** start of RECORDS **

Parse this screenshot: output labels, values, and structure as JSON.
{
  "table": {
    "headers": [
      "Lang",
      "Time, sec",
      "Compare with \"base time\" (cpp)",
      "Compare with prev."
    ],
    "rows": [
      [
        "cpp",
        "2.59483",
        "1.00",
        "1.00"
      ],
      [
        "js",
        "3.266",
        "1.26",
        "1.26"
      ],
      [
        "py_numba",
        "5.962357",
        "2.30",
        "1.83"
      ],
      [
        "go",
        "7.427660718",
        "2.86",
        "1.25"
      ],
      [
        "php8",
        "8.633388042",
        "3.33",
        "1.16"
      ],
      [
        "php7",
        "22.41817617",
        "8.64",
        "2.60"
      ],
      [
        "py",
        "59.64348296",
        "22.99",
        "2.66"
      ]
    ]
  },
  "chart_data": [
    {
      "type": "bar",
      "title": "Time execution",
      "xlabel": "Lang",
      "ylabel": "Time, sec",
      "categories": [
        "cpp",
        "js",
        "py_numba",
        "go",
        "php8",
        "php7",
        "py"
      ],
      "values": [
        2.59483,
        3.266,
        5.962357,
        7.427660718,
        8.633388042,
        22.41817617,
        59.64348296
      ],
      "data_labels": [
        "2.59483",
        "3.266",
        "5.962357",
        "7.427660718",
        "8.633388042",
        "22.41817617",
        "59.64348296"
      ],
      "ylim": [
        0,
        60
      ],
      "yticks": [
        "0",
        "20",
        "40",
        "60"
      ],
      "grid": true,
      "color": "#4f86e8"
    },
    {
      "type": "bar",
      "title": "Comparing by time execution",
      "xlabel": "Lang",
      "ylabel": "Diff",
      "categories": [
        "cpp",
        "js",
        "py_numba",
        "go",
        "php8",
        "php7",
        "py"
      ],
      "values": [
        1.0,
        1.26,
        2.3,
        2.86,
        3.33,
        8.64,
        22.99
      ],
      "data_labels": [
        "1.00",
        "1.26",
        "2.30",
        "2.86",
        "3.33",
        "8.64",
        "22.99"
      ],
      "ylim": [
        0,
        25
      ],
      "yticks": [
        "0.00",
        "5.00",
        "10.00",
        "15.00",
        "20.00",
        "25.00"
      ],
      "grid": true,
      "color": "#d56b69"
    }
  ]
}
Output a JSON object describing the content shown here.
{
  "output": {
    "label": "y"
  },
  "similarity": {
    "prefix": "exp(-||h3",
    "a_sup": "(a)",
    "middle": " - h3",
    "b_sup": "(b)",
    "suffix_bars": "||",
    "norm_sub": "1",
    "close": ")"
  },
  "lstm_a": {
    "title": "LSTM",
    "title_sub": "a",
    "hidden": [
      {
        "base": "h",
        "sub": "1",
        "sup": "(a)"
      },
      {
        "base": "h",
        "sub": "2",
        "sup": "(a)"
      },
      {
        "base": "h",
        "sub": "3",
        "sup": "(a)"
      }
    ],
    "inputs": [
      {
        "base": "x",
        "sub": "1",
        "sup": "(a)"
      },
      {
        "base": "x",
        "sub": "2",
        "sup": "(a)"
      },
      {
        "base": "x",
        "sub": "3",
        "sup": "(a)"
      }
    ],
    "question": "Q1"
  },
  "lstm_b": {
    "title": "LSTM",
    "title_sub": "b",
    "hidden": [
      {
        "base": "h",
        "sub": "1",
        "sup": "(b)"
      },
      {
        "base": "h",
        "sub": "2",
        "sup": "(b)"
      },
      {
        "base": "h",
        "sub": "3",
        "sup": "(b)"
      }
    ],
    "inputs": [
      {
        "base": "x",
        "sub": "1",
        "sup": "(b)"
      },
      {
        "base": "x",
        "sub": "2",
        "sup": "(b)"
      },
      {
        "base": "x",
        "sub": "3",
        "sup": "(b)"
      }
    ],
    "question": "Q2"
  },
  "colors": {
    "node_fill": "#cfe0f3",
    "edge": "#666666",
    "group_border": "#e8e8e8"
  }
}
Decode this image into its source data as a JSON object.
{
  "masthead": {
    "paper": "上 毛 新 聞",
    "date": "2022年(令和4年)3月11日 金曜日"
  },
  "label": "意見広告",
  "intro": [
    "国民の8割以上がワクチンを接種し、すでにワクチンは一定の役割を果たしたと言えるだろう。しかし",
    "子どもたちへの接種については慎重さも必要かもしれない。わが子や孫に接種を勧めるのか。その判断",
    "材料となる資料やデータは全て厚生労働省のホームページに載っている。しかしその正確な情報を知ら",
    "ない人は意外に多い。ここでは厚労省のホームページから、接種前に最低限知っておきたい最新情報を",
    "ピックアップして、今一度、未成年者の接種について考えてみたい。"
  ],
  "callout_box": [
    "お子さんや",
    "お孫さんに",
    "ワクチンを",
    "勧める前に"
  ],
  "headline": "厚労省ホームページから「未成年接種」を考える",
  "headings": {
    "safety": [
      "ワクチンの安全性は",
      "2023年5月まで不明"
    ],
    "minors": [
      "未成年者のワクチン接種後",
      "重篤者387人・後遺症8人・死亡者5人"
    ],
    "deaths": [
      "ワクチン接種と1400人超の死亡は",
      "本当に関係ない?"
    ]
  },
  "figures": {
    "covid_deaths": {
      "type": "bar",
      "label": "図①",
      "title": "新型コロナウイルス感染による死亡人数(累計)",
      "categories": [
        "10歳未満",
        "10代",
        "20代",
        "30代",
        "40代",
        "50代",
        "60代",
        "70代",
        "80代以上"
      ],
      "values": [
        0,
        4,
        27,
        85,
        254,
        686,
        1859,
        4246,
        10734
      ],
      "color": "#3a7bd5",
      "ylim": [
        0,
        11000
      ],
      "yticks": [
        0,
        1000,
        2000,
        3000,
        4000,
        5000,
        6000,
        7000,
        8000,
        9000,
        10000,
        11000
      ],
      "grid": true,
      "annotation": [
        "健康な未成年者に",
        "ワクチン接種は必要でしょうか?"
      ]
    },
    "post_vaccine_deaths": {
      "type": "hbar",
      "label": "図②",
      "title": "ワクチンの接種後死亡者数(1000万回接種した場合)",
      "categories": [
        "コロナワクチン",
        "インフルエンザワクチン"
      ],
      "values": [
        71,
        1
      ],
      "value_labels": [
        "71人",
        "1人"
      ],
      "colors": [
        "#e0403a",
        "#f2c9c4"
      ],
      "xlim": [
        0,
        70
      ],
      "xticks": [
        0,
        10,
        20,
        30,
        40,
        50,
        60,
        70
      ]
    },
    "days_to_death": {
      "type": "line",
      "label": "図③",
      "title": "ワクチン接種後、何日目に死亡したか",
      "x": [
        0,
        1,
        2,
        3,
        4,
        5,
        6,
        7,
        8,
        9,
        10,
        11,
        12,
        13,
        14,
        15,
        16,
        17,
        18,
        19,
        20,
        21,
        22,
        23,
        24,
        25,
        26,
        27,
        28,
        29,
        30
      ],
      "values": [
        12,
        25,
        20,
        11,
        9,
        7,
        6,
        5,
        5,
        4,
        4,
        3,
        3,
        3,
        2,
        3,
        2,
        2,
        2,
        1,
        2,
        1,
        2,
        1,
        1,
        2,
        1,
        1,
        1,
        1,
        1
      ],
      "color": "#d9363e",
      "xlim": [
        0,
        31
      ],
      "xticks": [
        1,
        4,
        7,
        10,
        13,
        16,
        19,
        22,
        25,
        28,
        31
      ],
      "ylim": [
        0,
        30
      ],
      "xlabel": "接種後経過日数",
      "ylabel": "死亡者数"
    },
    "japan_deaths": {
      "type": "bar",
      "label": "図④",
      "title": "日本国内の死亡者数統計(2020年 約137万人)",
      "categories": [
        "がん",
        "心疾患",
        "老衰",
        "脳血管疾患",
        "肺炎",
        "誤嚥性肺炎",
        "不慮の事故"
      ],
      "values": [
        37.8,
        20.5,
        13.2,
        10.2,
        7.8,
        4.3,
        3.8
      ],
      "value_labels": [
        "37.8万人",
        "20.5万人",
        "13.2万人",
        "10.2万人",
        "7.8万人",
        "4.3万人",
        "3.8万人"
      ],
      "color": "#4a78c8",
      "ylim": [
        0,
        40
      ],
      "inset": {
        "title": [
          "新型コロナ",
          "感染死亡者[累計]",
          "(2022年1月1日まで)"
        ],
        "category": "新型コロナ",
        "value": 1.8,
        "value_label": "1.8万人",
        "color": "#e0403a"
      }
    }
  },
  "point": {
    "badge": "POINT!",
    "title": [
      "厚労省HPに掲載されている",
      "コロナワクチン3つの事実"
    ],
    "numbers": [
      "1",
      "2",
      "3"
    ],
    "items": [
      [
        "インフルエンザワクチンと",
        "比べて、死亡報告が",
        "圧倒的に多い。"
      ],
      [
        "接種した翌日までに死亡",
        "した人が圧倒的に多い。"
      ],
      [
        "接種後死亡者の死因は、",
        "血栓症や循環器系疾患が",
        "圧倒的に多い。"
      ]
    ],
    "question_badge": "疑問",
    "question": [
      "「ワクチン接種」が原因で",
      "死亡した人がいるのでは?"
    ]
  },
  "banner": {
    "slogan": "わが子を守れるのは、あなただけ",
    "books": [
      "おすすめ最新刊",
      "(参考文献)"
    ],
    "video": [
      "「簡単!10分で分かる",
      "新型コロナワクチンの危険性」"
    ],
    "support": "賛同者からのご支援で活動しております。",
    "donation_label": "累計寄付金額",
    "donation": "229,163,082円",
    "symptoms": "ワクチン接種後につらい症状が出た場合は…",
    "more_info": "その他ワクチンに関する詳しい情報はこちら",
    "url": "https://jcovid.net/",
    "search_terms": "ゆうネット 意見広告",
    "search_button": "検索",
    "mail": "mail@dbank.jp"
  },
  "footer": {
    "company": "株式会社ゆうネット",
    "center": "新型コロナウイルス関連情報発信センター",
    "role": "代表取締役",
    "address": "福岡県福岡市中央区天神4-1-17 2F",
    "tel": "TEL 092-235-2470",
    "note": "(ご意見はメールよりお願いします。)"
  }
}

** end of RECORDS **

**YOUR OBJECTIVE:** Which lines hold the word "this"? Return all of them from the records above.

**COMPLETED EXERCISE:**
Parse this screenshot: output labels, values, and structure as JSON.
Decode this image into its source data as a JSON object.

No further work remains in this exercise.